INSTRUCTIONS TO FOLLOW = Where does the string "para" appear in the records? Copy every line that contains it.

SUPPLIED ENTRIES =
═══

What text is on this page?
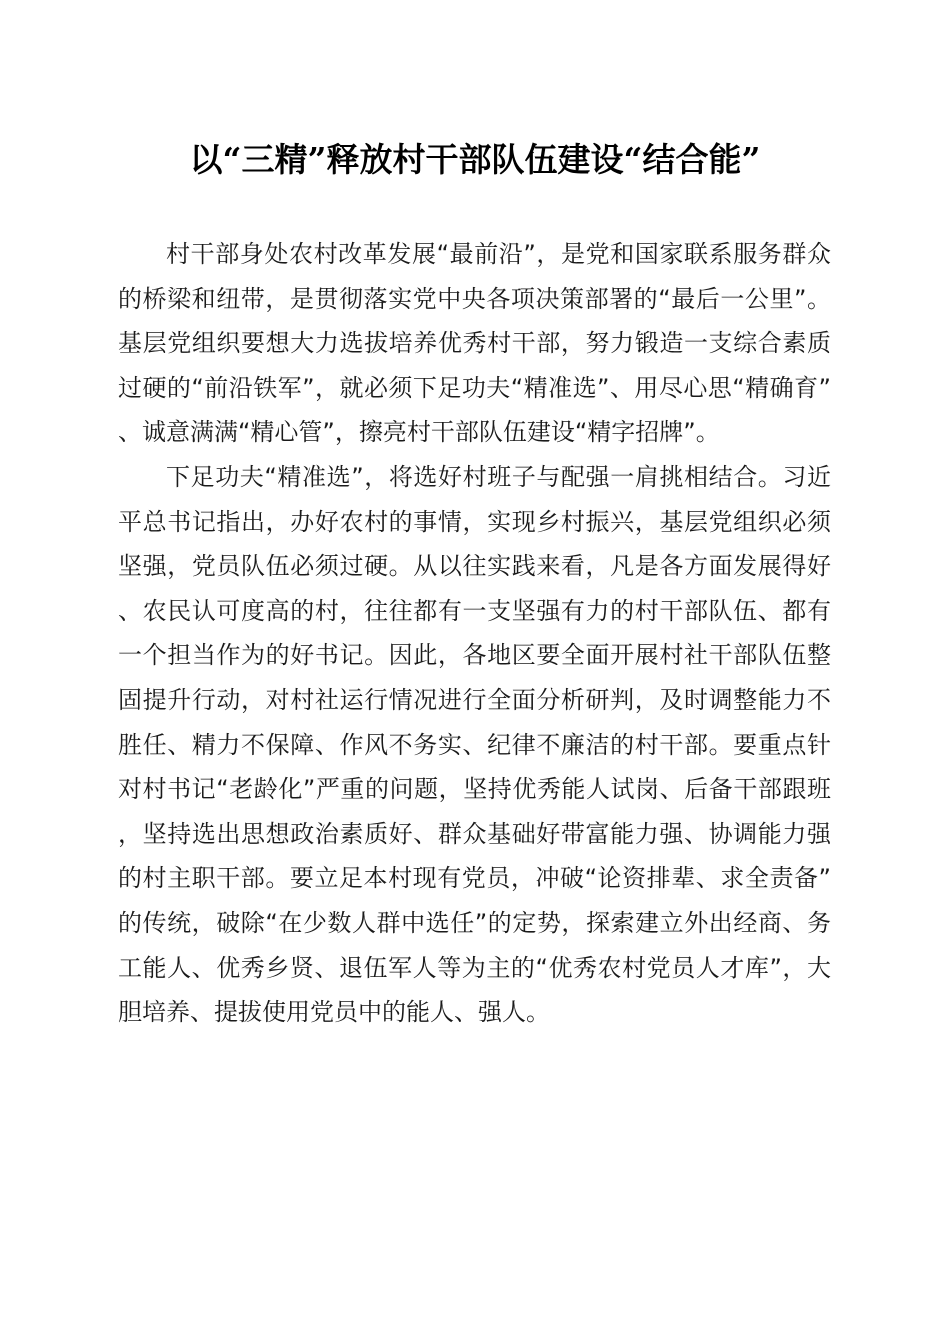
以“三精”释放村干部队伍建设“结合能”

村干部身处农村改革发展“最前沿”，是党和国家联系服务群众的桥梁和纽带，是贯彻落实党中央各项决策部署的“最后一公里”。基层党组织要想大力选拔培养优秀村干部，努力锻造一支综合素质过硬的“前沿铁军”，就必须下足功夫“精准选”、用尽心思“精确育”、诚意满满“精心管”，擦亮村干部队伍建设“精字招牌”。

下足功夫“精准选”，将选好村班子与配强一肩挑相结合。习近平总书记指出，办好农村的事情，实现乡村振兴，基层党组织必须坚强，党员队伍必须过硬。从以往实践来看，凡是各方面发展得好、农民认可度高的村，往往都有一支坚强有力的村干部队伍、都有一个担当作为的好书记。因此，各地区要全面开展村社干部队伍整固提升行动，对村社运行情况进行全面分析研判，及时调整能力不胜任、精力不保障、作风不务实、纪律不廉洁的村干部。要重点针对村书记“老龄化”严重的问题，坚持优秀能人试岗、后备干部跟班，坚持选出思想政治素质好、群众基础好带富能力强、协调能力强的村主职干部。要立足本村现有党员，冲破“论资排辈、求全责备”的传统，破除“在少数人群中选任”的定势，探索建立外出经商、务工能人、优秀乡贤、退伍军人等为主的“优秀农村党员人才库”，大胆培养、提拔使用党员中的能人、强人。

═══

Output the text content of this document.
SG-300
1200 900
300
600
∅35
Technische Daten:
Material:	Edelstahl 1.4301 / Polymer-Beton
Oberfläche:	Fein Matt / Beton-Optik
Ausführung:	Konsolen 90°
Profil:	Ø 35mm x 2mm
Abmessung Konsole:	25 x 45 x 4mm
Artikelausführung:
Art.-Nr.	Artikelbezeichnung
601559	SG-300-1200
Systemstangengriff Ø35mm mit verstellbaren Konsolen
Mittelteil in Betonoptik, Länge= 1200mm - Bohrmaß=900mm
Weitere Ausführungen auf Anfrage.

═══

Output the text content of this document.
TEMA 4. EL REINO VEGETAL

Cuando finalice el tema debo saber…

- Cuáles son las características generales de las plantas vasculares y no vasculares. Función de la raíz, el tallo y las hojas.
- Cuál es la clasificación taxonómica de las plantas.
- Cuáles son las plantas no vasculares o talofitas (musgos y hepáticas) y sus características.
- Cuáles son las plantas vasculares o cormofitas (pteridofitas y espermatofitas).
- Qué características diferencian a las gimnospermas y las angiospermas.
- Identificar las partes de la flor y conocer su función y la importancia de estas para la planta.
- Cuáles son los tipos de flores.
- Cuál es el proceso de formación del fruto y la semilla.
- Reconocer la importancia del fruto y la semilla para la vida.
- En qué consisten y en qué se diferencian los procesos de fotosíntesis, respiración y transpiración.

═══

FULL SOLUTION =
- Identificar las partes de la flor y conocer su función y la importancia de estas para la planta.
- Reconocer la importancia del fruto y la semilla para la vida.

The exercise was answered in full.